**What needs to be done:**
Write the records below out again exactly as given, with no images.

Records:
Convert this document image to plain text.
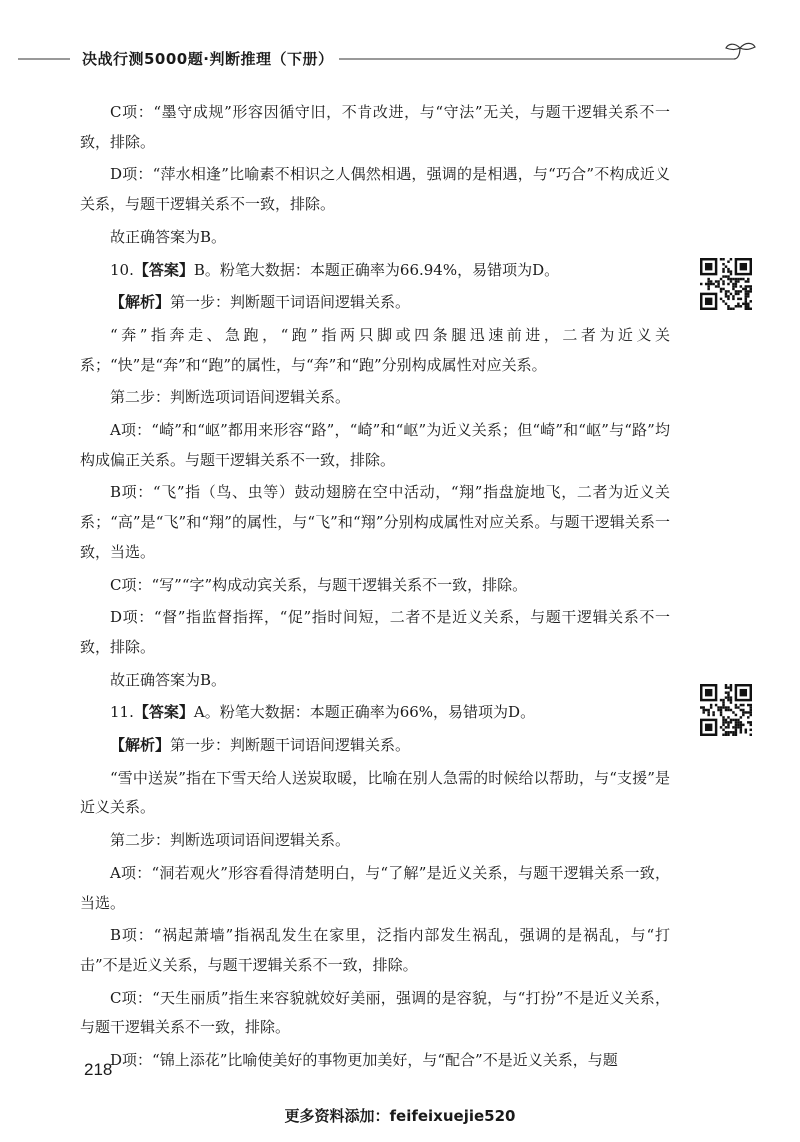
决战行测5000题·判断推理（下册）

C项：“墨守成规”形容因循守旧，不肯改进，与“守法”无关，与题干逻辑关系不一致，排除。

D项：“萍水相逢”比喻素不相识之人偶然相遇，强调的是相遇，与“巧合”不构成近义关系，与题干逻辑关系不一致，排除。

故正确答案为B。

10.【答案】B。粉笔大数据：本题正确率为66.94%，易错项为D。

【解析】第一步：判断题干词语间逻辑关系。

“奔”指奔走、急跑，“跑”指两只脚或四条腿迅速前进，二者为近义关系；“快”是“奔”和“跑”的属性，与“奔”和“跑”分别构成属性对应关系。

第二步：判断选项词语间逻辑关系。

A项：“崎”和“岖”都用来形容“路”，“崎”和“岖”为近义关系；但“崎”和“岖”与“路”均构成偏正关系。与题干逻辑关系不一致，排除。

B项：“飞”指（鸟、虫等）鼓动翅膀在空中活动，“翔”指盘旋地飞，二者为近义关系；“高”是“飞”和“翔”的属性，与“飞”和“翔”分别构成属性对应关系。与题干逻辑关系一致，当选。

C项：“写”“字”构成动宾关系，与题干逻辑关系不一致，排除。

D项：“督”指监督指挥，“促”指时间短，二者不是近义关系，与题干逻辑关系不一致，排除。

故正确答案为B。

11.【答案】A。粉笔大数据：本题正确率为66%，易错项为D。

【解析】第一步：判断题干词语间逻辑关系。

“雪中送炭”指在下雪天给人送炭取暖，比喻在别人急需的时候给以帮助，与“支援”是近义关系。

第二步：判断选项词语间逻辑关系。

A项：“洞若观火”形容看得清楚明白，与“了解”是近义关系，与题干逻辑关系一致，当选。

B项：“祸起萧墙”指祸乱发生在家里，泛指内部发生祸乱，强调的是祸乱，与“打击”不是近义关系，与题干逻辑关系不一致，排除。

C项：“天生丽质”指生来容貌就姣好美丽，强调的是容貌，与“打扮”不是近义关系，与题干逻辑关系不一致，排除。

D项：“锦上添花”比喻使美好的事物更加美好，与“配合”不是近义关系，与题

218
更多资料添加：feifeixuejie520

**Response:**
Convert this document image to plain text.
决战行测5000题·判断推理（下册）

C项：“墨守成规”形容因循守旧，不肯改进，与“守法”无关，与题干逻辑关系不一致，排除。

D项：“萍水相逢”比喻素不相识之人偶然相遇，强调的是相遇，与“巧合”不构成近义关系，与题干逻辑关系不一致，排除。

故正确答案为B。

10.【答案】B。粉笔大数据：本题正确率为66.94%，易错项为D。

【解析】第一步：判断题干词语间逻辑关系。

“奔”指奔走、急跑，“跑”指两只脚或四条腿迅速前进，二者为近义关系；“快”是“奔”和“跑”的属性，与“奔”和“跑”分别构成属性对应关系。

第二步：判断选项词语间逻辑关系。

A项：“崎”和“岖”都用来形容“路”，“崎”和“岖”为近义关系；但“崎”和“岖”与“路”均构成偏正关系。与题干逻辑关系不一致，排除。

B项：“飞”指（鸟、虫等）鼓动翅膀在空中活动，“翔”指盘旋地飞，二者为近义关系；“高”是“飞”和“翔”的属性，与“飞”和“翔”分别构成属性对应关系。与题干逻辑关系一致，当选。

C项：“写”“字”构成动宾关系，与题干逻辑关系不一致，排除。

D项：“督”指监督指挥，“促”指时间短，二者不是近义关系，与题干逻辑关系不一致，排除。

故正确答案为B。

11.【答案】A。粉笔大数据：本题正确率为66%，易错项为D。

【解析】第一步：判断题干词语间逻辑关系。

“雪中送炭”指在下雪天给人送炭取暖，比喻在别人急需的时候给以帮助，与“支援”是近义关系。

第二步：判断选项词语间逻辑关系。

A项：“洞若观火”形容看得清楚明白，与“了解”是近义关系，与题干逻辑关系一致，当选。

B项：“祸起萧墙”指祸乱发生在家里，泛指内部发生祸乱，强调的是祸乱，与“打击”不是近义关系，与题干逻辑关系不一致，排除。

C项：“天生丽质”指生来容貌就姣好美丽，强调的是容貌，与“打扮”不是近义关系，与题干逻辑关系不一致，排除。

D项：“锦上添花”比喻使美好的事物更加美好，与“配合”不是近义关系，与题

218
更多资料添加：feifeixuejie520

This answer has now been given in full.